EXERCISE SET:
A: In the content marketing post, what percentage of Google searches today will be for phrases Google has never seen before?
B: Retype the content marketing post between "But the reality is that customers" and "companies ask today.", inclusive.

* begin DOCUMENT SEGMENT *

Right here on this blog, we’ve recently run pieces from Joe Pulizzi about his new book Epic Content Marketing, and Michael Brito about his new book Your Brand: The Next Media Company. I admire both men considerably, and they are right about much of the current state of content marketing and brands as media. But in one respect, I believe they are missing what will become the guiding principle for this form of marketing:

The future of content marketing is low effort, cooperative content.

Maybe “Good” Content Isn’t Really Good?

Yes, it’s a remarkable time to be a content marketer, and there are new examples every day of companies producing visceral, interesting, useful content that wins hearts and minds. Content Marketing Institute even has an excellent awards program for content, for which I’ve been a judge the past two years. But the reality is that what we presently consider to be good content is almost uniformly content that is polished, created by companies themselves (seeking to be media companies), requires financial resources at some level, and addresses the information needs of some small subset of a company’s customers or prospects. In other words, we are working very hard to create content that effectively helps a narrow slice of our audience. Today’s content marketing approach is often less efficient than would be optimal, and only when content is thoroughly repackaged and repurposed and extended and atomized does it start to make more sense from a resources perspective.

But the reality is that customers don’t solely make their decisions based on company-crafted videos, ebooks and infographics any more than customers make their decisions solely based on glitzy television commercials and expensive direct mail pieces. Certainly, all of that can be a contributing factor, but eventually – before parting with their money – customers want to hear the story from someone other than the marketing department. And that’s where extremely broad, high volume, low effort content can (and will) win the day.

The Looooooooooong Tail

Our system of content marketing and content production is currently driven by topics and keywords. What are people searching for? What do they want to know? How can we make something “amazing” that sets us on course to be a media company? Do we need to hire an in-house brand journalist? These are the questions companies ask today.

But what they overlook is that 16% of the searches on Google today will be for phrases Google has NEVER seen before. The long tail is SO much longer than we commonly believe, and there is simply no way you can create content – especially expensive, high effort content – for every one of your customers’ questions and scenarios. Further, with the increasing use of verbal search (a major driver of Google’s new Hummingbird algorithm, as I explained here in one of the most popular posts I’ve ever written), the long tail will get even longer, as verbal queries are phrased differently than typed queries. And, as more and more content is consumed via mobile devices, putting all your content marketing eggs in the polished, high effort basket becomes strategically dubious. I love Slideshare more than the next guy, but if I’m on a mobile device I’d rather consume a very short blog post (not this one, obviously) or a short video than a lengthy slide presentation. Ever try to read an infographic on an iphone? Precisely.

* end DOCUMENT SEGMENT *
* begin DATASET CONTENT *

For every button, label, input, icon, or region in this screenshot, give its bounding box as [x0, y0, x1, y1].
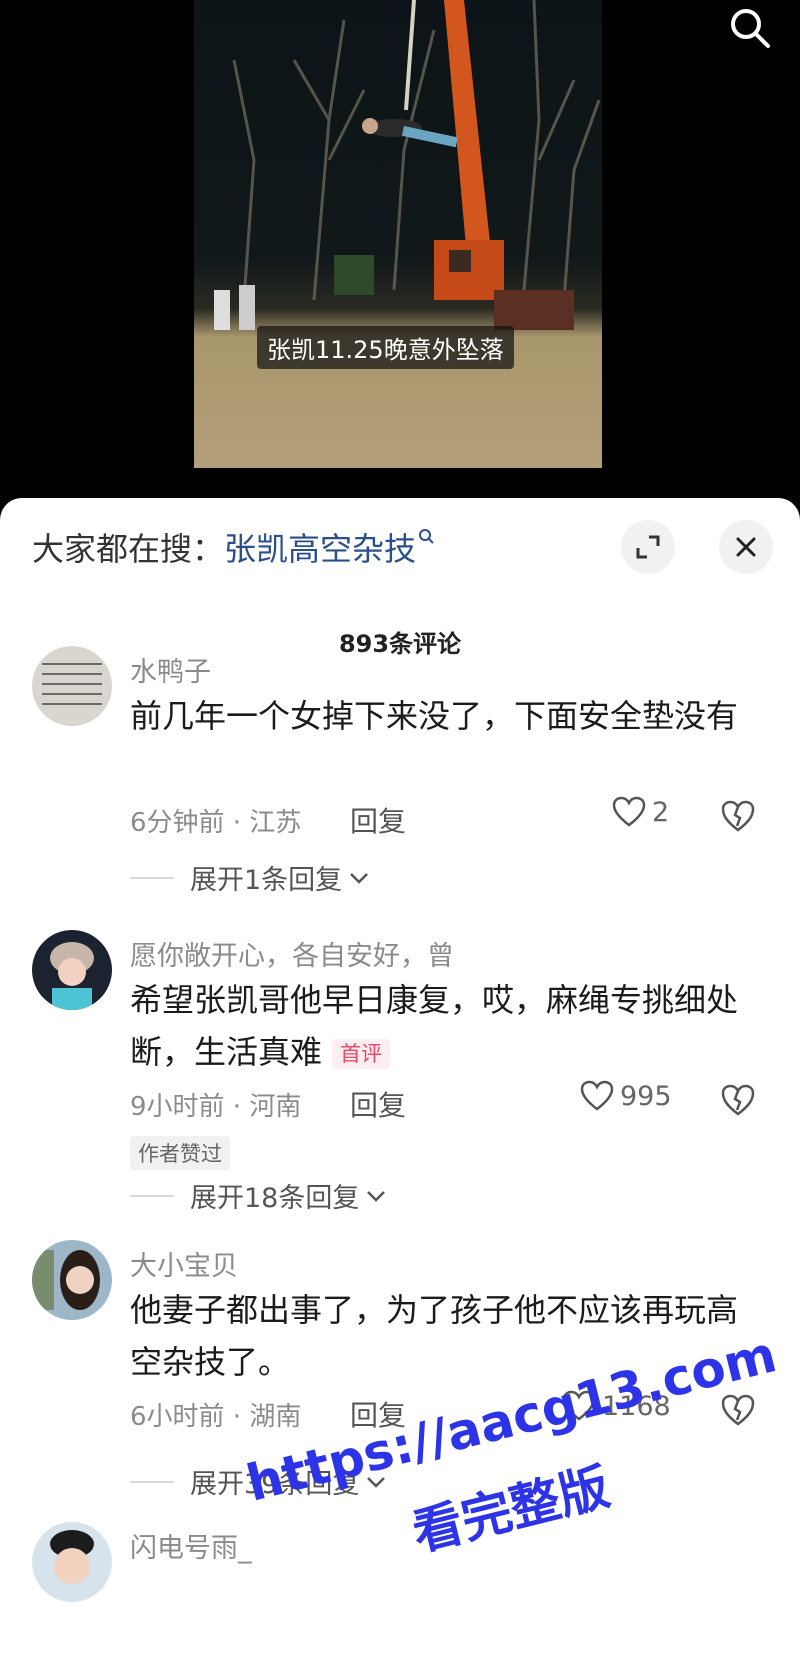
avatar-image: [32, 1240, 112, 1320]
sheet-header: 大家都在搜：张凯高空杂技: [0, 498, 800, 598]
comment-time-location: 6分钟前 · 江苏: [130, 808, 302, 838]
comment-text: 前几年一个女掉下来没了，下面安全垫没有: [130, 697, 739, 735]
like-button[interactable]: 2: [612, 796, 669, 828]
comment-time-location: 6小时前 · 湖南: [130, 1402, 302, 1432]
comment-text: 希望张凯哥他早日康复，哎，麻绳专挑细处断，生活真难 首评: [130, 974, 750, 1078]
small-search-icon: [419, 529, 434, 544]
reply-button[interactable]: 回复: [350, 800, 406, 840]
avatar[interactable]: [32, 1522, 112, 1602]
close-icon: [736, 537, 756, 557]
reply-button[interactable]: 回复: [350, 1084, 406, 1124]
expand-button[interactable]: [621, 520, 675, 574]
expand-replies-label: 展开39条回复: [190, 1469, 360, 1500]
expand-replies-label: 展开1条回复: [190, 865, 343, 896]
like-count: 1168: [602, 1390, 671, 1422]
avatar-image: [32, 646, 112, 726]
hot-search-keyword[interactable]: 张凯高空杂技: [224, 530, 416, 568]
comment-time-location: 9小时前 · 河南: [130, 1092, 302, 1122]
expand-replies-label: 展开18条回复: [190, 1183, 360, 1214]
divider-line: [130, 1194, 174, 1197]
comment-item: 水鸭子 前几年一个女掉下来没了，下面安全垫没有 6分钟前 · 江苏 回复 2 展…: [0, 646, 800, 906]
like-button[interactable]: 1168: [562, 1390, 671, 1422]
video-caption: 张凯11.25晚意外坠落: [257, 326, 514, 369]
heart-icon: [612, 796, 646, 827]
first-comment-badge: 首评: [332, 1039, 391, 1069]
like-count: 2: [652, 796, 670, 828]
video-frame[interactable]: 张凯11.25晚意外坠落: [194, 0, 602, 468]
comment-author[interactable]: 水鸭子: [130, 650, 211, 689]
video-player[interactable]: 张凯11.25晚意外坠落: [0, 0, 800, 500]
dislike-icon[interactable]: [720, 798, 756, 834]
avatar[interactable]: [32, 1240, 112, 1320]
comment-author[interactable]: 闪电号雨_: [130, 1526, 252, 1565]
comment-item: 愿你敞开心，各自安好，曾 希望张凯哥他早日康复，哎，麻绳专挑细处断，生活真难 首评…: [0, 930, 800, 1214]
dislike-icon[interactable]: [720, 1392, 756, 1428]
avatar[interactable]: [32, 646, 112, 726]
hot-search[interactable]: 大家都在搜：张凯高空杂技: [32, 524, 434, 570]
author-liked-badge: 作者赞过: [130, 1136, 230, 1170]
close-button[interactable]: [719, 520, 773, 574]
comment-author[interactable]: 愿你敞开心，各自安好，曾: [130, 934, 454, 973]
heart-icon: [562, 1390, 596, 1421]
hot-search-label: 大家都在搜：: [32, 530, 225, 568]
search-icon: [731, 9, 770, 48]
expand-icon: [636, 535, 660, 559]
comment-item: 闪电号雨_: [0, 1522, 800, 1668]
dislike-icon[interactable]: [720, 1082, 756, 1118]
comment-author[interactable]: 大小宝贝: [130, 1244, 238, 1283]
divider-line: [130, 1480, 174, 1483]
comment-text-content: 希望张凯哥他早日康复，哎，麻绳专挑细处断，生活真难: [130, 981, 739, 1071]
chevron-down-icon: [367, 1190, 386, 1202]
reply-button[interactable]: 回复: [350, 1394, 406, 1434]
chevron-down-icon: [367, 1476, 386, 1488]
expand-replies[interactable]: 展开18条回复: [130, 1176, 387, 1215]
chevron-down-icon: [350, 872, 369, 884]
avatar[interactable]: [32, 930, 112, 1010]
heart-icon: [580, 1080, 614, 1111]
search-button[interactable]: [728, 6, 772, 50]
comment-sheet: 大家都在搜：张凯高空杂技 893条评论 水鸭子 前几年一个女掉下来没了，下面安全…: [0, 498, 800, 1668]
divider-line: [130, 876, 174, 879]
expand-replies[interactable]: 展开1条回复: [130, 858, 370, 897]
avatar-image: [32, 930, 112, 1010]
expand-replies[interactable]: 展开39条回复: [130, 1462, 387, 1501]
avatar-image: [32, 1522, 112, 1602]
comment-item: 大小宝贝 他妻子都出事了，为了孩子他不应该再玩高空杂技了。 6小时前 · 湖南 …: [0, 1240, 800, 1510]
like-count: 995: [620, 1080, 672, 1112]
video-scene-image: [214, 0, 601, 330]
comment-text: 他妻子都出事了，为了孩子他不应该再玩高空杂技了。: [130, 1291, 739, 1381]
like-button[interactable]: 995: [580, 1080, 672, 1112]
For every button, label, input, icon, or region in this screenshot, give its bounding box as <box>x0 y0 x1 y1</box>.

* end DATASET CONTENT *

EXPECTED OUTPUTS:
A: 16%

B:
But the reality is that customers don’t solely make their decisions based on company-crafted videos, ebooks and infographics any more than customers make their decisions solely based on glitzy television commercials and expensive direct mail pieces. Certainly, all of that can be a contributing factor, but eventually – before parting with their money – customers want to hear the story from someone other than the marketing department. And that’s where extremely broad, high volume, low effort content can (and will) win the day.

The Looooooooooong Tail

Our system of content marketing and content production is currently driven by topics and keywords. What are people searching for? What do they want to know? How can we make something “amazing” that sets us on course to be a media company? Do we need to hire an in-house brand journalist? These are the questions companies ask today.